◆ Given task:
Go through the entries below and retype them exactly, omitting each picture.

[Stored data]
******************************
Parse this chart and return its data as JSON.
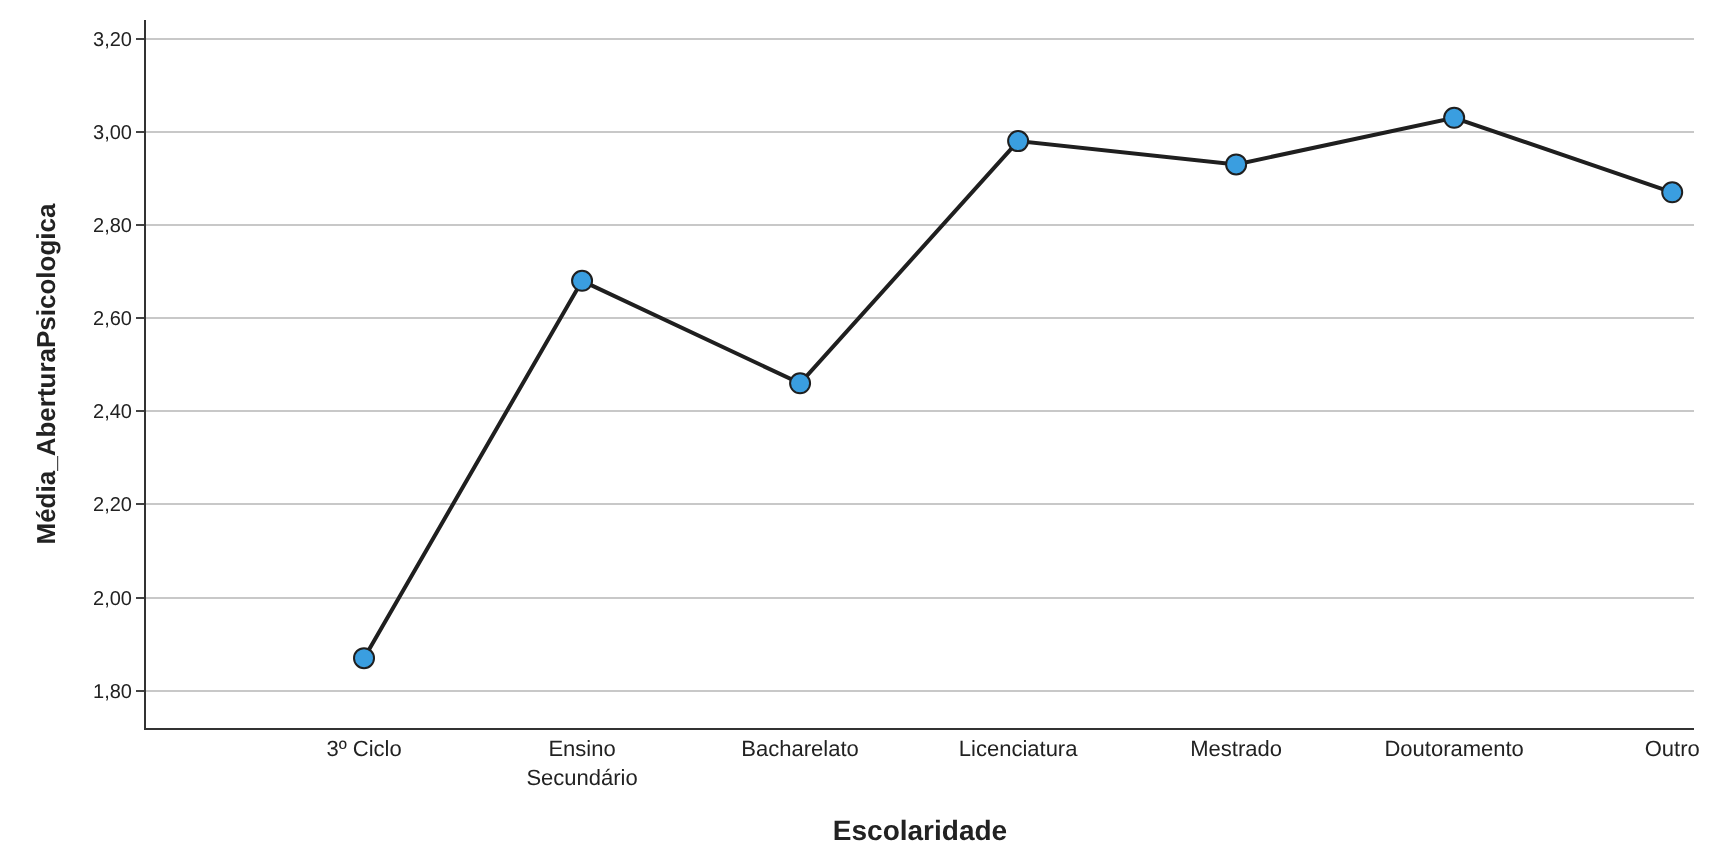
{
  "chart_data": {
    "type": "line",
    "xlabel": "Escolaridade",
    "ylabel": "Média_AberturaPsicologica",
    "categories": [
      "3º Ciclo",
      "Ensino Secundário",
      "Bacharelato",
      "Licenciatura",
      "Mestrado",
      "Doutoramento",
      "Outro"
    ],
    "series": [
      {
        "color": "#1f1f1f",
        "values": [
          1.87,
          2.68,
          2.46,
          2.98,
          2.93,
          3.03,
          2.87
        ]
      }
    ],
    "marker": "circle",
    "line_style": "solid",
    "grid": "y",
    "ylim": [
      1.72,
      3.24
    ],
    "yticks": [
      {
        "value": 1.8,
        "label": "1,80"
      },
      {
        "value": 2.0,
        "label": "2,00"
      },
      {
        "value": 2.2,
        "label": "2,20"
      },
      {
        "value": 2.4,
        "label": "2,40"
      },
      {
        "value": 2.6,
        "label": "2,60"
      },
      {
        "value": 2.8,
        "label": "2,80"
      },
      {
        "value": 3.0,
        "label": "3,00"
      },
      {
        "value": 3.2,
        "label": "3,20"
      }
    ]
  }
}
******************************
◆ Completed task:
Parse this chart and return its data as JSON.
{
  "chart_data": {
    "type": "line",
    "xlabel": "Escolaridade",
    "ylabel": "Média_AberturaPsicologica",
    "categories": [
      "3º Ciclo",
      "Ensino Secundário",
      "Bacharelato",
      "Licenciatura",
      "Mestrado",
      "Doutoramento",
      "Outro"
    ],
    "series": [
      {
        "color": "#1f1f1f",
        "values": [
          1.87,
          2.68,
          2.46,
          2.98,
          2.93,
          3.03,
          2.87
        ]
      }
    ],
    "marker": "circle",
    "line_style": "solid",
    "grid": "y",
    "ylim": [
      1.72,
      3.24
    ],
    "yticks": [
      {
        "value": 1.8,
        "label": "1,80"
      },
      {
        "value": 2.0,
        "label": "2,00"
      },
      {
        "value": 2.2,
        "label": "2,20"
      },
      {
        "value": 2.4,
        "label": "2,40"
      },
      {
        "value": 2.6,
        "label": "2,60"
      },
      {
        "value": 2.8,
        "label": "2,80"
      },
      {
        "value": 3.0,
        "label": "3,00"
      },
      {
        "value": 3.2,
        "label": "3,20"
      }
    ]
  }
}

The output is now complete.